▶ SET TASK
Go through the entries below and collect each line with the string "sont" in it.

▶ RECORD EXTRACTS

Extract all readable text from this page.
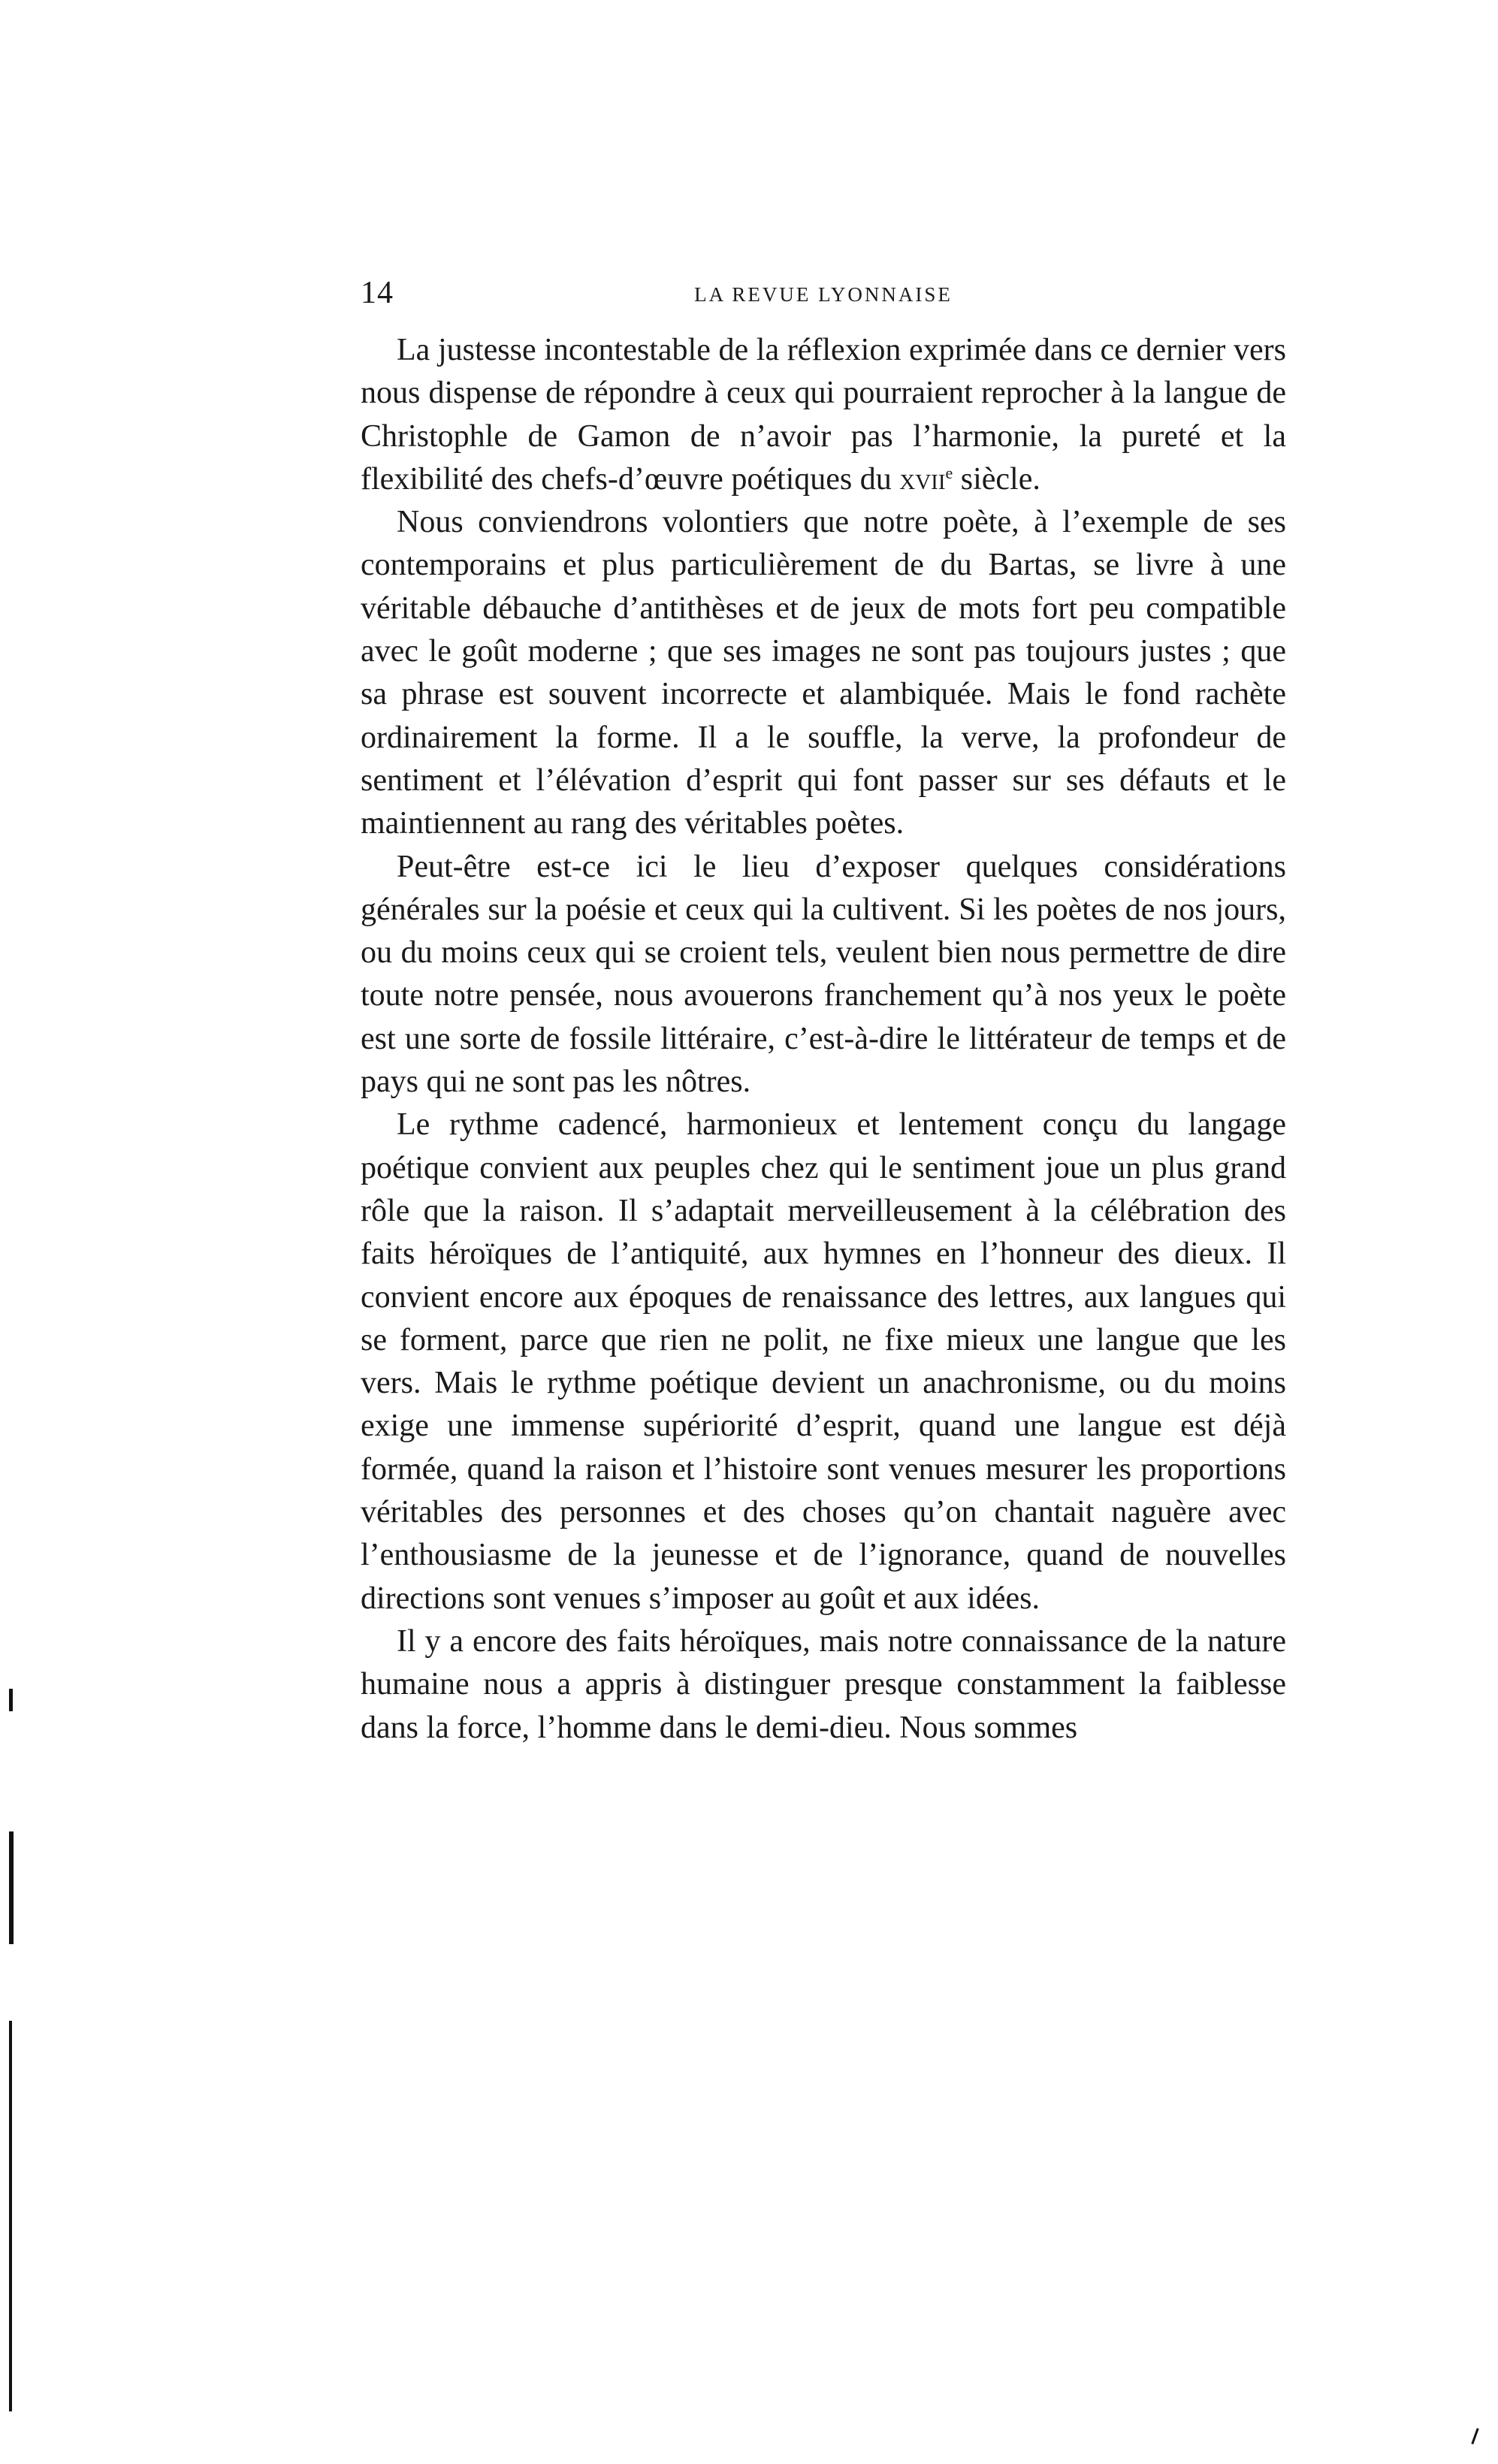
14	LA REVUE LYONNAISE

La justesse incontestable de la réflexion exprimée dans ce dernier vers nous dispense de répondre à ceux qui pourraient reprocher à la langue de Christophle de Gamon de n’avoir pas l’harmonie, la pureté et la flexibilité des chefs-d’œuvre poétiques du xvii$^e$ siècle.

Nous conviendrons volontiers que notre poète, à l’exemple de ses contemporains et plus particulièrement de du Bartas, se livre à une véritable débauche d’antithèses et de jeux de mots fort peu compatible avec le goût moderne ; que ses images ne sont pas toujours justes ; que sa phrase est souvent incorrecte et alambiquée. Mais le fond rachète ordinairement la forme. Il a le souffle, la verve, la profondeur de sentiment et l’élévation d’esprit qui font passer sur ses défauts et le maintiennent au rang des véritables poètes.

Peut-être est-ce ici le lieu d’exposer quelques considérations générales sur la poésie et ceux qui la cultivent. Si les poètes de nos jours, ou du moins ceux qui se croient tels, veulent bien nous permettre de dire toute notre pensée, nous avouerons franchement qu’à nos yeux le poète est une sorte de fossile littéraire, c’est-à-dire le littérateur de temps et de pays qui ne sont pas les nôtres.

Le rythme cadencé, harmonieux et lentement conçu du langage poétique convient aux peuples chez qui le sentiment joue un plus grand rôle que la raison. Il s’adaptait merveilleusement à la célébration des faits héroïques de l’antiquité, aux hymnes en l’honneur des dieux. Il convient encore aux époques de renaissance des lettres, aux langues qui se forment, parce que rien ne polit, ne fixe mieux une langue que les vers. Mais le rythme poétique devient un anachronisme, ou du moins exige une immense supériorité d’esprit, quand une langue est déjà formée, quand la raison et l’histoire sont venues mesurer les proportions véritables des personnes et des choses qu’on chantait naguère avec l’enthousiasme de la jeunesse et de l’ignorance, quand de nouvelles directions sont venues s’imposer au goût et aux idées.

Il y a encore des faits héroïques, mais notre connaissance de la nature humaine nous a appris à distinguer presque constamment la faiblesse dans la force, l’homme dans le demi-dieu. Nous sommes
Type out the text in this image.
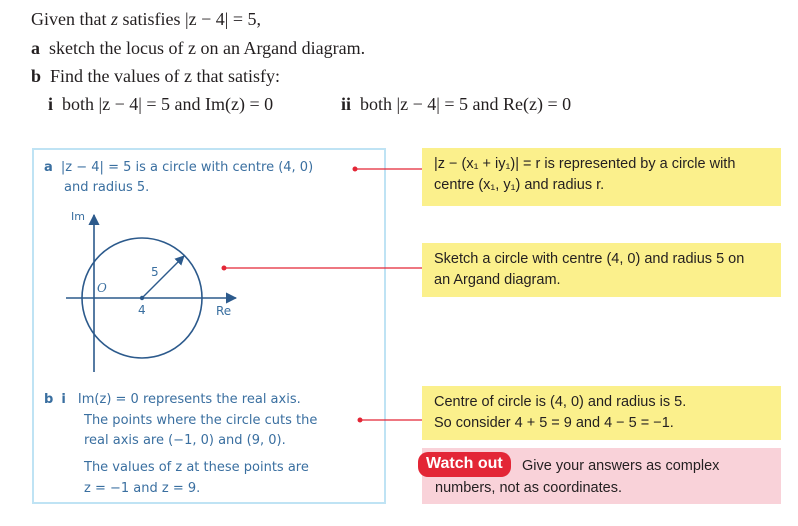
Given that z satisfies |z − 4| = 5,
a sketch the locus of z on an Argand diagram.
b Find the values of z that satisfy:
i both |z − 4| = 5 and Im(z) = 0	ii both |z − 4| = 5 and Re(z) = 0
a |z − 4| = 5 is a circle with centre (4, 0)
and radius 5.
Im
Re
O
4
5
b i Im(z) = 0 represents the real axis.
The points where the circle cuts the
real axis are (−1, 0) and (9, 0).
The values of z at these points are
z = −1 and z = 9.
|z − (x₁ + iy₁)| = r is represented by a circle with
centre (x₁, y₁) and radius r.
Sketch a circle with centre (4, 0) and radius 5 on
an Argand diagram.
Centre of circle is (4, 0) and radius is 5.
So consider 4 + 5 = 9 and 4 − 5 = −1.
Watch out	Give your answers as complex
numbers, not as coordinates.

▶ RESPONSE
Nous conviendrons volontiers que notre poète, à l’exemple de ses contemporains et plus particulièrement de du Bartas, se livre à une véritable débauche d’antithèses et de jeux de mots fort peu compatible avec le goût moderne ; que ses images ne sont pas toujours justes ; que sa phrase est souvent incorrecte et alambiquée. Mais le fond rachète ordinairement la forme. Il a le souffle, la verve, la profondeur de sentiment et l’élévation d’esprit qui font passer sur ses défauts et le maintiennent au rang des véritables poètes.
Peut-être est-ce ici le lieu d’exposer quelques considérations générales sur la poésie et ceux qui la cultivent. Si les poètes de nos jours, ou du moins ceux qui se croient tels, veulent bien nous permettre de dire toute notre pensée, nous avouerons franchement qu’à nos yeux le poète est une sorte de fossile littéraire, c’est-à-dire le littérateur de temps et de pays qui ne sont pas les nôtres.
Le rythme cadencé, harmonieux et lentement conçu du langage poétique convient aux peuples chez qui le sentiment joue un plus grand rôle que la raison. Il s’adaptait merveilleusement à la célébration des faits héroïques de l’antiquité, aux hymnes en l’honneur des dieux. Il convient encore aux époques de renaissance des lettres, aux langues qui se forment, parce que rien ne polit, ne fixe mieux une langue que les vers. Mais le rythme poétique devient un anachronisme, ou du moins exige une immense supériorité d’esprit, quand une langue est déjà formée, quand la raison et l’histoire sont venues mesurer les proportions véritables des personnes et des choses qu’on chantait naguère avec l’enthousiasme de la jeunesse et de l’ignorance, quand de nouvelles directions sont venues s’imposer au goût et aux idées.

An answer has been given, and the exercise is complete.